> _Your goal_: Reproduce the lines of the material exactly, excluding every image.

> _Data records_:

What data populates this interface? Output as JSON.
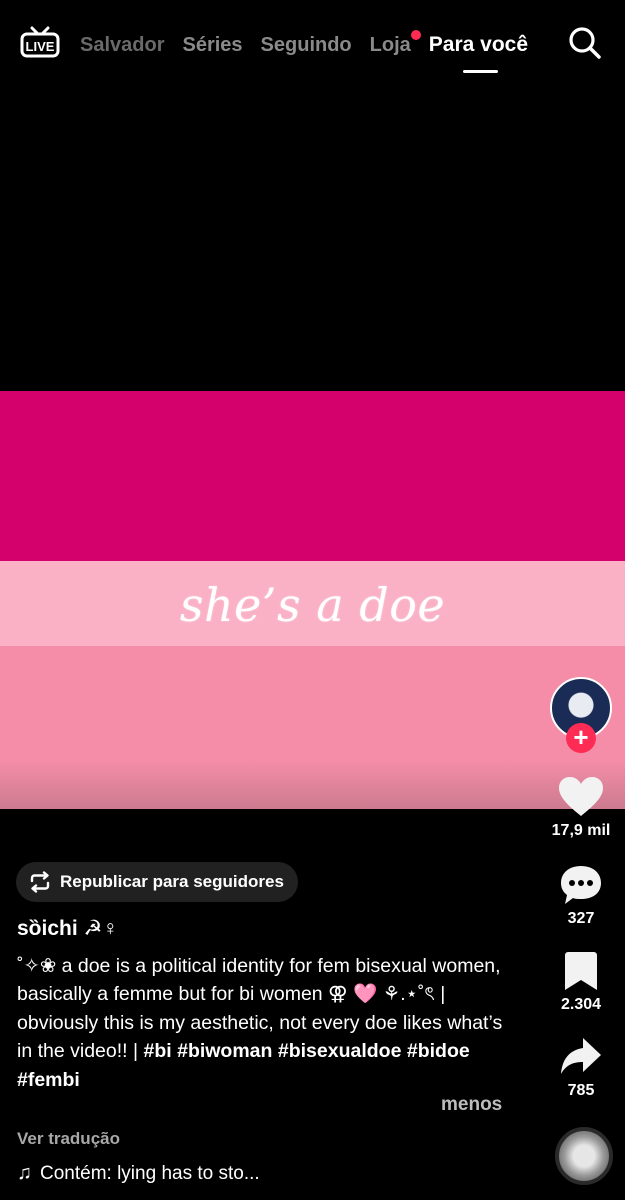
{
  "nav": {
    "tabs": [
      {
        "label": "Salvador"
      },
      {
        "label": "Séries"
      },
      {
        "label": "Seguindo"
      },
      {
        "label": "Loja"
      },
      {
        "label": "Para você"
      }
    ],
    "active_tab": "Para você",
    "notification_color": "#fe2c55",
    "live_icon": "live-tv-icon",
    "search_icon": "search-icon"
  },
  "video": {
    "overlay_text": "she’s a doe",
    "stripe_colors": [
      "#d4006b",
      "#fab1c6",
      "#f58da8"
    ]
  },
  "rail": {
    "follow_symbol": "+",
    "likes": "17,9 mil",
    "comments": "327",
    "saves": "2.304",
    "shares": "785"
  },
  "info": {
    "repost_label": "Republicar para seguidores",
    "username": "sȍichi ☭♀",
    "description_text": "˚✧❀ a doe is a political identity for fem bisexual women, basically a femme but for bi women ⚢ 🩷 ⚘.⋆˚ৎ | obviously this is my aesthetic, not every doe likes what’s in the video!! |",
    "hashtags": [
      "#bi",
      "#biwoman",
      "#bisexualdoe",
      "#bidoe",
      "#fembi"
    ],
    "less_label": "menos",
    "translate_label": "Ver tradução",
    "music_label": "Contém: lying has to sto..."
  }
}
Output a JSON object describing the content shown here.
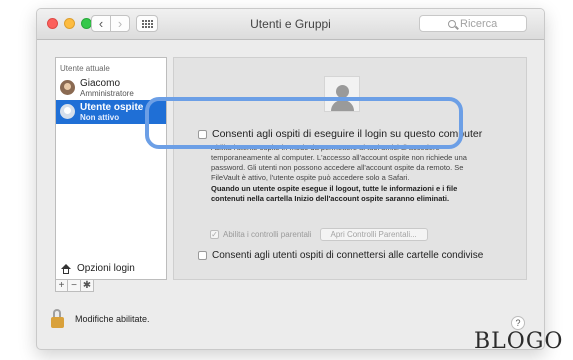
{
  "window": {
    "title": "Utenti e Gruppi",
    "search_placeholder": "Ricerca"
  },
  "sidebar": {
    "section_label": "Utente attuale",
    "users": [
      {
        "name": "Giacomo",
        "role": "Amministratore",
        "selected": false
      },
      {
        "name": "Utente ospite",
        "role": "Non attivo",
        "selected": true
      }
    ],
    "login_options": "Opzioni login",
    "tools": {
      "add": "+",
      "remove": "−",
      "settings": "✱"
    }
  },
  "pane": {
    "option1": "Consenti agli ospiti di eseguire il login su questo computer",
    "option1_checked": false,
    "desc_para1": "Abilita l'utente ospite in modo da permettere ai tuoi amici di accedere temporaneamente al computer. L'accesso all'account ospite non richiede una password. Gli utenti non possono accedere all'account ospite da remoto. Se FileVault è attivo, l'utente ospite può accedere solo a Safari.",
    "desc_para2": "Quando un utente ospite esegue il logout, tutte le informazioni e i file contenuti nella cartella Inizio dell'account ospite saranno eliminati.",
    "parental_label": "Abilita i controlli parentali",
    "parental_checked": true,
    "parental_button": "Apri Controlli Parentali...",
    "option2": "Consenti agli utenti ospiti di connettersi alle cartelle condivise",
    "option2_checked": false
  },
  "footer": {
    "lock_text": "Modifiche abilitate.",
    "help": "?"
  },
  "watermark": "BLOGO",
  "colors": {
    "selection": "#1f6fd6",
    "highlight_ring": "#6c9fe6",
    "lock": "#d9a13b"
  }
}
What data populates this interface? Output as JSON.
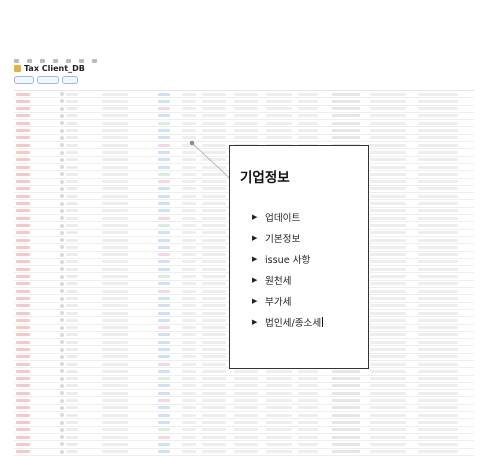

> _Written reply_:
What data populates this interface? Output as JSON.
{
  "nav": {
    "tabs": [
      {
        "label": "Salvador"
      },
      {
        "label": "Séries"
      },
      {
        "label": "Seguindo"
      },
      {
        "label": "Loja"
      },
      {
        "label": "Para você"
      }
    ],
    "active_tab": "Para você",
    "notification_color": "#fe2c55",
    "live_icon": "live-tv-icon",
    "search_icon": "search-icon"
  },
  "video": {
    "overlay_text": "she’s a doe",
    "stripe_colors": [
      "#d4006b",
      "#fab1c6",
      "#f58da8"
    ]
  },
  "rail": {
    "follow_symbol": "+",
    "likes": "17,9 mil",
    "comments": "327",
    "saves": "2.304",
    "shares": "785"
  },
  "info": {
    "repost_label": "Republicar para seguidores",
    "username": "sȍichi ☭♀",
    "description_text": "˚✧❀ a doe is a political identity for fem bisexual women, basically a femme but for bi women ⚢ 🩷 ⚘.⋆˚ৎ | obviously this is my aesthetic, not every doe likes what’s in the video!! |",
    "hashtags": [
      "#bi",
      "#biwoman",
      "#bisexualdoe",
      "#bidoe",
      "#fembi"
    ],
    "less_label": "menos",
    "translate_label": "Ver tradução",
    "music_label": "Contém: lying has to sto..."
  }
}
Output a JSON object describing the content shown here.
{
  "window": {
    "title": "Utenti e Gruppi",
    "search_placeholder": "Ricerca"
  },
  "sidebar": {
    "section_label": "Utente attuale",
    "users": [
      {
        "name": "Giacomo",
        "role": "Amministratore",
        "selected": false
      },
      {
        "name": "Utente ospite",
        "role": "Non attivo",
        "selected": true
      }
    ],
    "login_options": "Opzioni login",
    "tools": {
      "add": "+",
      "remove": "−",
      "settings": "✱"
    }
  },
  "pane": {
    "option1": "Consenti agli ospiti di eseguire il login su questo computer",
    "option1_checked": false,
    "desc_para1": "Abilita l'utente ospite in modo da permettere ai tuoi amici di accedere temporaneamente al computer. L'accesso all'account ospite non richiede una password. Gli utenti non possono accedere all'account ospite da remoto. Se FileVault è attivo, l'utente ospite può accedere solo a Safari.",
    "desc_para2": "Quando un utente ospite esegue il logout, tutte le informazioni e i file contenuti nella cartella Inizio dell'account ospite saranno eliminati.",
    "parental_label": "Abilita i controlli parentali",
    "parental_checked": true,
    "parental_button": "Apri Controlli Parentali...",
    "option2": "Consenti agli utenti ospiti di connettersi alle cartelle condivise",
    "option2_checked": false
  },
  "footer": {
    "lock_text": "Modifiche abilitate.",
    "help": "?"
  },
  "watermark": "BLOGO",
  "colors": {
    "selection": "#1f6fd6",
    "highlight_ring": "#6c9fe6",
    "lock": "#d9a13b"
  }
}
What data populates this interface? Output as JSON.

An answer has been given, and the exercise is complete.